>>>>>

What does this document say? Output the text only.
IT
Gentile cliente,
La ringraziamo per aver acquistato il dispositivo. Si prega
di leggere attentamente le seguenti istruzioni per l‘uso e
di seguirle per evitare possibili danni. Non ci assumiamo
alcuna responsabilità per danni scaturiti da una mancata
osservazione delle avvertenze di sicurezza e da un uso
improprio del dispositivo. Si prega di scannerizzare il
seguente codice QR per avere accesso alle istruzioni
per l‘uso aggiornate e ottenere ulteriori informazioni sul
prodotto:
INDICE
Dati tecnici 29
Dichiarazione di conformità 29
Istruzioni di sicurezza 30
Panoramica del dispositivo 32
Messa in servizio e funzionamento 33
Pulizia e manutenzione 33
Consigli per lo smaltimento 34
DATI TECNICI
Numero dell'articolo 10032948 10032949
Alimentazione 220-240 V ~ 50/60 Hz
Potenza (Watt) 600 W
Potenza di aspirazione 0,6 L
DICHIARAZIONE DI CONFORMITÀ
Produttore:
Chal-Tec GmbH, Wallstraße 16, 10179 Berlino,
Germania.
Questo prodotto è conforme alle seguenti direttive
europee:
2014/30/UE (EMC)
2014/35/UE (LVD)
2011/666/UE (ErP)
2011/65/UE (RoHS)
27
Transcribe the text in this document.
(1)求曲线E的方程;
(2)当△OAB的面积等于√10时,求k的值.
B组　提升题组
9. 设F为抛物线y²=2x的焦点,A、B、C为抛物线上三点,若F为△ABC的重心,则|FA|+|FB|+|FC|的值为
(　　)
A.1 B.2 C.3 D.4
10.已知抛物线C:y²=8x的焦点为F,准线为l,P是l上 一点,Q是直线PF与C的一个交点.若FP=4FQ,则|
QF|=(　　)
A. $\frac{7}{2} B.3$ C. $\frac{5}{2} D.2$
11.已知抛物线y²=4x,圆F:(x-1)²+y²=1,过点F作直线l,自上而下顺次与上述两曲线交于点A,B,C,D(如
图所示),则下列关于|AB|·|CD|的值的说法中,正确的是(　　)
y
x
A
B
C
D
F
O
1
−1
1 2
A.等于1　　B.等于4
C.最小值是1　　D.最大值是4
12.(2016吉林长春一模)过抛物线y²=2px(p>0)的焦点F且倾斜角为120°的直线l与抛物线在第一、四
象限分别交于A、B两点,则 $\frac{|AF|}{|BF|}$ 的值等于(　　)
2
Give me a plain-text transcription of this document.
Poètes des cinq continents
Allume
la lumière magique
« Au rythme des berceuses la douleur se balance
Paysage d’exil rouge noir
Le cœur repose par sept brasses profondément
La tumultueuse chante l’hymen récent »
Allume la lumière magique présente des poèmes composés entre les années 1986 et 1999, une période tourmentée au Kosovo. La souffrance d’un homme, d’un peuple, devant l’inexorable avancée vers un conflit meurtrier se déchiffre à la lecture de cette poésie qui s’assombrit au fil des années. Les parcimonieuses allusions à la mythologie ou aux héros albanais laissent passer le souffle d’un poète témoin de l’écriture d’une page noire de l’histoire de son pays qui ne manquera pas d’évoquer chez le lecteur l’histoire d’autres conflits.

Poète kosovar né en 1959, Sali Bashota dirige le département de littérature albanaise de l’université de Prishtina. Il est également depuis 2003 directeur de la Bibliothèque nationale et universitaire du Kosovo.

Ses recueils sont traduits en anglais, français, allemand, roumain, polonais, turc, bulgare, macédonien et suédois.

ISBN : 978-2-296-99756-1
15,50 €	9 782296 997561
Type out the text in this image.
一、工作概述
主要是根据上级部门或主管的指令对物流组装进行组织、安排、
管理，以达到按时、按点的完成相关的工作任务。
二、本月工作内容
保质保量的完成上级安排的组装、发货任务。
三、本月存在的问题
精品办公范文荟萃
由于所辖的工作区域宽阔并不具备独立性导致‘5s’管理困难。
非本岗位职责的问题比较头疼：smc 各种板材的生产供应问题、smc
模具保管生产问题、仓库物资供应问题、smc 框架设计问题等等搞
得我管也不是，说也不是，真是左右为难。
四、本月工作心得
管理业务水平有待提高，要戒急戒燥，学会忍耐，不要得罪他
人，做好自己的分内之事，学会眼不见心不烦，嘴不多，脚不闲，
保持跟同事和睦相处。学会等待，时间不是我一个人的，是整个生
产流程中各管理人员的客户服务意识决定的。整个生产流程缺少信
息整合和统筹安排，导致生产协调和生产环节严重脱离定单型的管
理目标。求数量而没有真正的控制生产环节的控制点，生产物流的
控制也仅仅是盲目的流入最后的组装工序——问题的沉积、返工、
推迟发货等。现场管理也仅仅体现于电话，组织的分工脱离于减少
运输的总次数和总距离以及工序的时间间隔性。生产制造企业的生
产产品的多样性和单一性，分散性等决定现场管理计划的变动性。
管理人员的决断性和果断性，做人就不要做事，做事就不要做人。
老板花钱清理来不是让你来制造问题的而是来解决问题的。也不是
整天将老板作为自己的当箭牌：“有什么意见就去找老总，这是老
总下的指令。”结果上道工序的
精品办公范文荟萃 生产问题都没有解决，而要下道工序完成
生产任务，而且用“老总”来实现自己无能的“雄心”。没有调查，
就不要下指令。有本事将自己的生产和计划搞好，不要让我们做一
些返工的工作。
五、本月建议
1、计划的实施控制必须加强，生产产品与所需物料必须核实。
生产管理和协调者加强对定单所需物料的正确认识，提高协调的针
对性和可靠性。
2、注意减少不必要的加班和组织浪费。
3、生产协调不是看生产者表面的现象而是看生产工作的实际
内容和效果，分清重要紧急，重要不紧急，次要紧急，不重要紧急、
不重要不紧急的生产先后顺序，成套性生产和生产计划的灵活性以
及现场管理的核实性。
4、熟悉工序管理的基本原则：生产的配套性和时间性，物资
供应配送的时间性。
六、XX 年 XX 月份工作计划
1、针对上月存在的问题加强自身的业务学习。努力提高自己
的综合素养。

<<<<<

| The request |
What number of lines in the records contain the word "Kosovo"? Answer with that number alone.

| Exercise response |
2